• Stated exercise
Identify the lines that include the word "label", then copy all of them.
··········
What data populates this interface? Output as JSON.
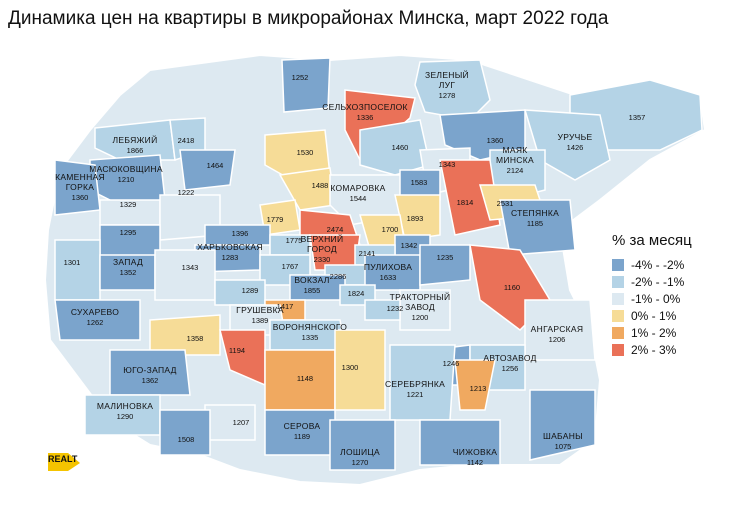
{
  "title": "Динамика цен на квартиры в микрорайонах Минска, март 2022 года",
  "legend": {
    "title": "% за месяц",
    "items": [
      {
        "label": "-4% - -2%",
        "color": "#7ba4cc"
      },
      {
        "label": "-2% - -1%",
        "color": "#b4d3e6"
      },
      {
        "label": "-1% - 0%",
        "color": "#dde9f1"
      },
      {
        "label": "0% - 1%",
        "color": "#f6dc97"
      },
      {
        "label": "1% - 2%",
        "color": "#f0a960"
      },
      {
        "label": "2% - 3%",
        "color": "#ea7158"
      }
    ]
  },
  "logo": "REALT",
  "districts": [
    {
      "name": "",
      "value": "1252",
      "band": 0
    },
    {
      "name": "ЗЕЛЕНЫЙ ЛУГ",
      "value": "1278",
      "band": 1
    },
    {
      "name": "СЕЛЬХОЗПОСЕЛОК",
      "value": "1336",
      "band": 5
    },
    {
      "name": "",
      "value": "1357",
      "band": 1
    },
    {
      "name": "ЛЕБЯЖИЙ",
      "value": "1866",
      "band": 1
    },
    {
      "name": "",
      "value": "2418",
      "band": 1
    },
    {
      "name": "",
      "value": "1530",
      "band": 3
    },
    {
      "name": "",
      "value": "1460",
      "band": 1
    },
    {
      "name": "",
      "value": "1360",
      "band": 0
    },
    {
      "name": "УРУЧЬЕ",
      "value": "1426",
      "band": 1
    },
    {
      "name": "МАСЮКОВЩИНА",
      "value": "1210",
      "band": 0
    },
    {
      "name": "",
      "value": "1464",
      "band": 0
    },
    {
      "name": "",
      "value": "1343",
      "band": 2
    },
    {
      "name": "МАЯК МИНСКА",
      "value": "2124",
      "band": 1
    },
    {
      "name": "КАМЕННАЯ ГОРКА",
      "value": "1360",
      "band": 0
    },
    {
      "name": "",
      "value": "1488",
      "band": 3
    },
    {
      "name": "КОМАРОВКА",
      "value": "1544",
      "band": 2
    },
    {
      "name": "",
      "value": "1583",
      "band": 0
    },
    {
      "name": "",
      "value": "1329",
      "band": 2
    },
    {
      "name": "",
      "value": "1222",
      "band": 2
    },
    {
      "name": "",
      "value": "1779",
      "band": 3
    },
    {
      "name": "",
      "value": "1893",
      "band": 3
    },
    {
      "name": "",
      "value": "1814",
      "band": 5
    },
    {
      "name": "",
      "value": "2531",
      "band": 3
    },
    {
      "name": "",
      "value": "2474",
      "band": 5
    },
    {
      "name": "",
      "value": "1700",
      "band": 3
    },
    {
      "name": "СТЕПЯНКА",
      "value": "1185",
      "band": 0
    },
    {
      "name": "",
      "value": "1295",
      "band": 0
    },
    {
      "name": "",
      "value": "1396",
      "band": 0
    },
    {
      "name": "",
      "value": "1775",
      "band": 1
    },
    {
      "name": "ВЕРХНИЙ ГОРОД",
      "value": "2330",
      "band": 5
    },
    {
      "name": "",
      "value": "1342",
      "band": 0
    },
    {
      "name": "",
      "value": "2141",
      "band": 1
    },
    {
      "name": "ХАРЬКОВСКАЯ",
      "value": "1283",
      "band": 0
    },
    {
      "name": "",
      "value": "1301",
      "band": 1
    },
    {
      "name": "ЗАПАД",
      "value": "1352",
      "band": 0
    },
    {
      "name": "",
      "value": "1343",
      "band": 2
    },
    {
      "name": "",
      "value": "1767",
      "band": 1
    },
    {
      "name": "",
      "value": "2286",
      "band": 1
    },
    {
      "name": "ПУЛИХОВА",
      "value": "1633",
      "band": 0
    },
    {
      "name": "",
      "value": "1235",
      "band": 0
    },
    {
      "name": "ВОКЗАЛ",
      "value": "1855",
      "band": 0
    },
    {
      "name": "",
      "value": "1824",
      "band": 1
    },
    {
      "name": "",
      "value": "1160",
      "band": 5
    },
    {
      "name": "",
      "value": "1289",
      "band": 1
    },
    {
      "name": "",
      "value": "1417",
      "band": 4
    },
    {
      "name": "ТРАКТОРНЫЙ ЗАВОД",
      "value": "1200",
      "band": 2
    },
    {
      "name": "",
      "value": "1232",
      "band": 1
    },
    {
      "name": "СУХАРЕВО",
      "value": "1262",
      "band": 0
    },
    {
      "name": "ГРУШЕВКА",
      "value": "1389",
      "band": 2
    },
    {
      "name": "АНГАРСКАЯ",
      "value": "1206",
      "band": 2
    },
    {
      "name": "ВОРОНЯНСКОГО",
      "value": "1335",
      "band": 1
    },
    {
      "name": "",
      "value": "1358",
      "band": 3
    },
    {
      "name": "",
      "value": "1194",
      "band": 5
    },
    {
      "name": "ЮГО-ЗАПАД",
      "value": "1362",
      "band": 0
    },
    {
      "name": "",
      "value": "1148",
      "band": 4
    },
    {
      "name": "",
      "value": "1300",
      "band": 3
    },
    {
      "name": "",
      "value": "1246",
      "band": 0
    },
    {
      "name": "АВТОЗАВОД",
      "value": "1256",
      "band": 1
    },
    {
      "name": "",
      "value": "1213",
      "band": 4
    },
    {
      "name": "СЕРЕБРЯНКА",
      "value": "1221",
      "band": 1
    },
    {
      "name": "МАЛИНОВКА",
      "value": "1290",
      "band": 1
    },
    {
      "name": "",
      "value": "1207",
      "band": 2
    },
    {
      "name": "",
      "value": "1508",
      "band": 0
    },
    {
      "name": "СЕРОВА",
      "value": "1189",
      "band": 0
    },
    {
      "name": "ШАБАНЫ",
      "value": "1075",
      "band": 0
    },
    {
      "name": "ЛОШИЦА",
      "value": "1270",
      "band": 0
    },
    {
      "name": "ЧИЖОВКА",
      "value": "1142",
      "band": 0
    }
  ]
}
··········
• Complete answer
        "label": "-4% - -2%",
        "label": "-2% - -1%",
        "label": "-1% - 0%",
        "label": "0% - 1%",
        "label": "1% - 2%",
        "label": "2% - 3%",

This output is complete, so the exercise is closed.